Written instruction. Go through the records below line by line, counting those that contain the word "Growth"; answer with the count only.

----------------------------------------

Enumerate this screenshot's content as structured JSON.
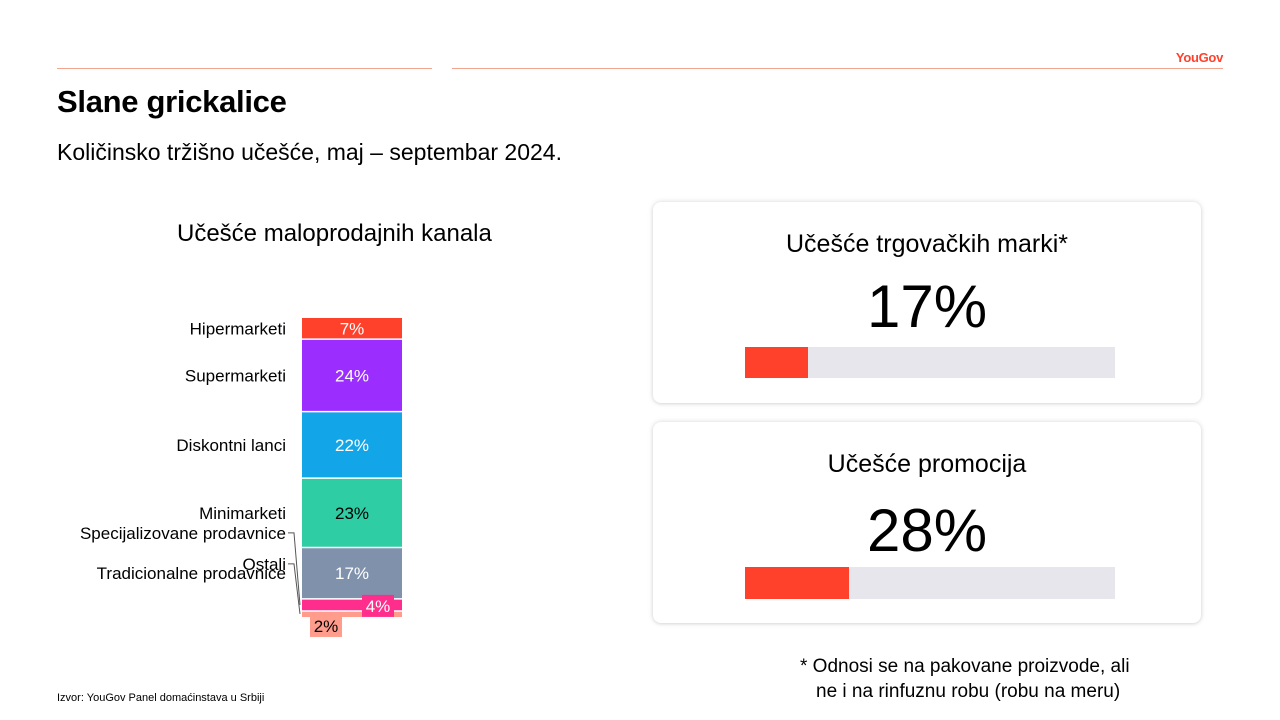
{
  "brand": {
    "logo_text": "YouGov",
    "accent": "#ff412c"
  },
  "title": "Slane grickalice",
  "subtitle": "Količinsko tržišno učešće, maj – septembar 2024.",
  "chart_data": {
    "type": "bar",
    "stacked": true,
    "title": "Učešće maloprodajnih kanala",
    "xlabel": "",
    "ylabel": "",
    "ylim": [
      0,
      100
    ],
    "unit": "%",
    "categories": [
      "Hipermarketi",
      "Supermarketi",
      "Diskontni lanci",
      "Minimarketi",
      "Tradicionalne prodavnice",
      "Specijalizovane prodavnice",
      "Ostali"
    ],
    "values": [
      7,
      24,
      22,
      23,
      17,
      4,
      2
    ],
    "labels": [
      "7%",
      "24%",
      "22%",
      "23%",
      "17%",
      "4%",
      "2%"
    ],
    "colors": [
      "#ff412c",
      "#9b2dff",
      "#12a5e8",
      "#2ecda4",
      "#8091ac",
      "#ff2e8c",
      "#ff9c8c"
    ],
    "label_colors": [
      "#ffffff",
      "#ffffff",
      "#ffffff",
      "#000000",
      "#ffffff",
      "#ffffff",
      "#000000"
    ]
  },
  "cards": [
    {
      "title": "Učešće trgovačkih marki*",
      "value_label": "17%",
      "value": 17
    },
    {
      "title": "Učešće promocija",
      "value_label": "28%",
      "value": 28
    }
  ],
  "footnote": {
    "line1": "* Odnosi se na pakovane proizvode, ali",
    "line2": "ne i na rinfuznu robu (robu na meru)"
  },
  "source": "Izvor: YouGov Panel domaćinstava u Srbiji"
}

----------------------------------------

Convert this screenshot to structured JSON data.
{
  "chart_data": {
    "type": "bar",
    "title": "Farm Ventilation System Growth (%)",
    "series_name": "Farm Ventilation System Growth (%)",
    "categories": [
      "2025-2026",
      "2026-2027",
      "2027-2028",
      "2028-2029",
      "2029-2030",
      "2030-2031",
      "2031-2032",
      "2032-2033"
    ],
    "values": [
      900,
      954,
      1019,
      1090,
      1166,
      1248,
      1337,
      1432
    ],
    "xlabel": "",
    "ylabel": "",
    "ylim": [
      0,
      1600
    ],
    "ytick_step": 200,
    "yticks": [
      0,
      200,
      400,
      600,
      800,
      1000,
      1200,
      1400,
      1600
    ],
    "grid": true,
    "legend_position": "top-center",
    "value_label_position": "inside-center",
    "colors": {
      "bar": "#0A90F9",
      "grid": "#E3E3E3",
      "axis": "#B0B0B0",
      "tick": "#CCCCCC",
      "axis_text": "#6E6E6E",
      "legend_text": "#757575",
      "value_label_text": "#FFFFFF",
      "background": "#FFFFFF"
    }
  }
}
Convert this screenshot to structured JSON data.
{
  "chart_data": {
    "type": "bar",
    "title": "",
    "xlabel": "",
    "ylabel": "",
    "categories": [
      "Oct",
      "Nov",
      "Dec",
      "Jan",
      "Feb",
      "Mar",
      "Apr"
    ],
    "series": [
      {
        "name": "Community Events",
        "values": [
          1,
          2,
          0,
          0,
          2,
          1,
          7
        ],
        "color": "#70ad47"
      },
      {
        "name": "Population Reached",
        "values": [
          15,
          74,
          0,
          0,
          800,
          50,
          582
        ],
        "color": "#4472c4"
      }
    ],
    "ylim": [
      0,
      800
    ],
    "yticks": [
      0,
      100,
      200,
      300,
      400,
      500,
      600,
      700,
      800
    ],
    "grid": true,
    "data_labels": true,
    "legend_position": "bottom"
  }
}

----------------------------------------

Solution to this exercise. 2